- _STORED ROWS_
==========

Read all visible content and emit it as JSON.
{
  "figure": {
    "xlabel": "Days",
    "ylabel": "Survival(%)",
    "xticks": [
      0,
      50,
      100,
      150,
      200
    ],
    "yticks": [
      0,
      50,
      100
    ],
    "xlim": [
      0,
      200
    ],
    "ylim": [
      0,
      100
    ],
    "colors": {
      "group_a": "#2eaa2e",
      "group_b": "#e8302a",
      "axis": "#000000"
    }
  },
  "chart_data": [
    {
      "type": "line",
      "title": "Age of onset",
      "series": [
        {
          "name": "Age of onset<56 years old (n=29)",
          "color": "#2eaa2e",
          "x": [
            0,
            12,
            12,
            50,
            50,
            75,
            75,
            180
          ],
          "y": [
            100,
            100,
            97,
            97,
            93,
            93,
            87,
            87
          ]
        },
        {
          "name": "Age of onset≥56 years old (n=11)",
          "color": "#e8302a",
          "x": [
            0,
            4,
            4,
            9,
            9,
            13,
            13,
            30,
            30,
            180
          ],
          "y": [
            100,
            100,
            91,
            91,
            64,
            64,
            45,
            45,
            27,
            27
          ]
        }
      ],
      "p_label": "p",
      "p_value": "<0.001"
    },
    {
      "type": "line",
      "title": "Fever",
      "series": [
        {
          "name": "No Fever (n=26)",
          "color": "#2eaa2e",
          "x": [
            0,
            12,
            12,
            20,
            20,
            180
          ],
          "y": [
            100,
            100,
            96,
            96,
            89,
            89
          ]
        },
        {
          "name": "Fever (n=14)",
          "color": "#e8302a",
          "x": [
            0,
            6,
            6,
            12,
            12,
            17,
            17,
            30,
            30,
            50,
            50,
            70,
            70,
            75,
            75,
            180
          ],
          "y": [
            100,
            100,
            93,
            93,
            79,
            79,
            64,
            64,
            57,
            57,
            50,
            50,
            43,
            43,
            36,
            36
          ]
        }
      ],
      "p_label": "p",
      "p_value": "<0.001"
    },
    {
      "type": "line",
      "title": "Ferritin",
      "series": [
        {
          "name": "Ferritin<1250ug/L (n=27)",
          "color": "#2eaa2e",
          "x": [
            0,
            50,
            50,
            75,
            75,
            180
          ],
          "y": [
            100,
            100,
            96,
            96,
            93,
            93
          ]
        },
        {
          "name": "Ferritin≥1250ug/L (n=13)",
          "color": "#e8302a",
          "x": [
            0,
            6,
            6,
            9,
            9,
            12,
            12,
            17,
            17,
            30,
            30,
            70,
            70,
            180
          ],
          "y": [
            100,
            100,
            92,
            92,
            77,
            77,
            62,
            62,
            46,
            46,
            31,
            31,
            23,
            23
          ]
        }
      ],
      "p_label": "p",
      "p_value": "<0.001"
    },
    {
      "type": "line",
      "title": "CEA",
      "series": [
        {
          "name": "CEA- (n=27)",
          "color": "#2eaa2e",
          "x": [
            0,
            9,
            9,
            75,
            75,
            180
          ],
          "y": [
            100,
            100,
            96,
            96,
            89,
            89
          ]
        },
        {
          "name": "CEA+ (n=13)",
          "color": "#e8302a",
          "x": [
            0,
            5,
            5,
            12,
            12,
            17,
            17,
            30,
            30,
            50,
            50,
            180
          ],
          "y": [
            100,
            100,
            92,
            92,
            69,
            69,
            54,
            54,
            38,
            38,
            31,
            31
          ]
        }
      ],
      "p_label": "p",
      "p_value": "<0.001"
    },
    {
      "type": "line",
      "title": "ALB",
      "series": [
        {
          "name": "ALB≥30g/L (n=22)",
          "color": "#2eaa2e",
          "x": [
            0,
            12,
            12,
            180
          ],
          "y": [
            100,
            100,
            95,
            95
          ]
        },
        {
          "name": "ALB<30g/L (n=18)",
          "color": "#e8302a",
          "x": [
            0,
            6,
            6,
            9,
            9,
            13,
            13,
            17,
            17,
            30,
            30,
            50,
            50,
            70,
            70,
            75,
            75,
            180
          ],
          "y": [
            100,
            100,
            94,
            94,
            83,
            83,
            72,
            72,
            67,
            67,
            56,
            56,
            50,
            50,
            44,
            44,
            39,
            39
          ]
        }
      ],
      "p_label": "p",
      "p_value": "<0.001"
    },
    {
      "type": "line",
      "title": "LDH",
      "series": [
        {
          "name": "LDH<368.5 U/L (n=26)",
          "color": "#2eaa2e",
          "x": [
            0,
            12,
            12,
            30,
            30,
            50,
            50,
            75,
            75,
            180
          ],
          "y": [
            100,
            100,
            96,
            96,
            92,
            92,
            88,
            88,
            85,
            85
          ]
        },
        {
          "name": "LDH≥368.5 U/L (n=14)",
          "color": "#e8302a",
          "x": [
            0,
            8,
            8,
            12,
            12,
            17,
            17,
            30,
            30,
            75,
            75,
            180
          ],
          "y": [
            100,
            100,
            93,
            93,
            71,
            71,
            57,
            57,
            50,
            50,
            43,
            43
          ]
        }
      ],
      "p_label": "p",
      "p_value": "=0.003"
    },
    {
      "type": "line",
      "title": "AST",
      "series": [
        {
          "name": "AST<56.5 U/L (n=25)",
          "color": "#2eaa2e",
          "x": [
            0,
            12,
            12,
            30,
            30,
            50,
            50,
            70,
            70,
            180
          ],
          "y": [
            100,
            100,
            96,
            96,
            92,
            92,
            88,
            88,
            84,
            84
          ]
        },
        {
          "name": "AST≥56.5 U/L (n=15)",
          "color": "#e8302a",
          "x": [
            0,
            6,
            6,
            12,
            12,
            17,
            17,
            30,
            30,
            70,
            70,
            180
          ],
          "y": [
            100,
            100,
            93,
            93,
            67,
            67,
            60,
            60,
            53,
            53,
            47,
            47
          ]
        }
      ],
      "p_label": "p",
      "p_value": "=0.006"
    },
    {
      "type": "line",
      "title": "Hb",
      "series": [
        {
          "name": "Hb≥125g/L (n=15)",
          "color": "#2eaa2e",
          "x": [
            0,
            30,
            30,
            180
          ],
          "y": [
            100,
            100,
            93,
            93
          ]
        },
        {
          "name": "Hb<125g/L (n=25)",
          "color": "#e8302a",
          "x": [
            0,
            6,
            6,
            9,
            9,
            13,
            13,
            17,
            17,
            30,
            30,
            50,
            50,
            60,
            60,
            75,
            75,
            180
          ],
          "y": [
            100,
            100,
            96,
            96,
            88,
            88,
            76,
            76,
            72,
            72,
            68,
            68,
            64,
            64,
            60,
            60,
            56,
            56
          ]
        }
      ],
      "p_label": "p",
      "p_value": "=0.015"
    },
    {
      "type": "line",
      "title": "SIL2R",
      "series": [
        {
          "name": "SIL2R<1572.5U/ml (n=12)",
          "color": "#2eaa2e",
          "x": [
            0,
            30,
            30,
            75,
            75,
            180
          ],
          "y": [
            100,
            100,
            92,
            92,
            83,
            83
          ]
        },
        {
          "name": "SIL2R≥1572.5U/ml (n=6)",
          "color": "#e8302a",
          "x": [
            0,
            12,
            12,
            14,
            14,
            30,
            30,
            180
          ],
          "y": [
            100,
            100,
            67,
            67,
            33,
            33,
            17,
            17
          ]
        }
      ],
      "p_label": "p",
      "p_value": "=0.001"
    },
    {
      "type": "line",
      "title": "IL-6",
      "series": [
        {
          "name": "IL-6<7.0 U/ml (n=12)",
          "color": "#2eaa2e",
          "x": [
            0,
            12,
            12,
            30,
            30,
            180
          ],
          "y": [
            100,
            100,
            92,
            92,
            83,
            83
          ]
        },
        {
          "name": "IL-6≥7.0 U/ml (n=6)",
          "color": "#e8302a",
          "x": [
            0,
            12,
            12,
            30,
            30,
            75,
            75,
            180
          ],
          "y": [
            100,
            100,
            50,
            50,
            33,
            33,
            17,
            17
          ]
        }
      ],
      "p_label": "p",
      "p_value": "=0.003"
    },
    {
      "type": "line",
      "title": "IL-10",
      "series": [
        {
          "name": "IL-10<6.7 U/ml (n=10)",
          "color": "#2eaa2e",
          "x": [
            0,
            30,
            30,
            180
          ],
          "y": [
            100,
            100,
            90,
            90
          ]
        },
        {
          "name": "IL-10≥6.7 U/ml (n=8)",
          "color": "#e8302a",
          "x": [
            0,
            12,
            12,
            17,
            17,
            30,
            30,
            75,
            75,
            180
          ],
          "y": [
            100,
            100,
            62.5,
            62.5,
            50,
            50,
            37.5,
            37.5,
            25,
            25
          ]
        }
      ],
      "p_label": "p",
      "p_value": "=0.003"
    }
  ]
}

==========

- _EXERCISE_
Among the entries above, how many lines hold the word "title"? Reply with only that number.

- _TASK OUTPUT_
11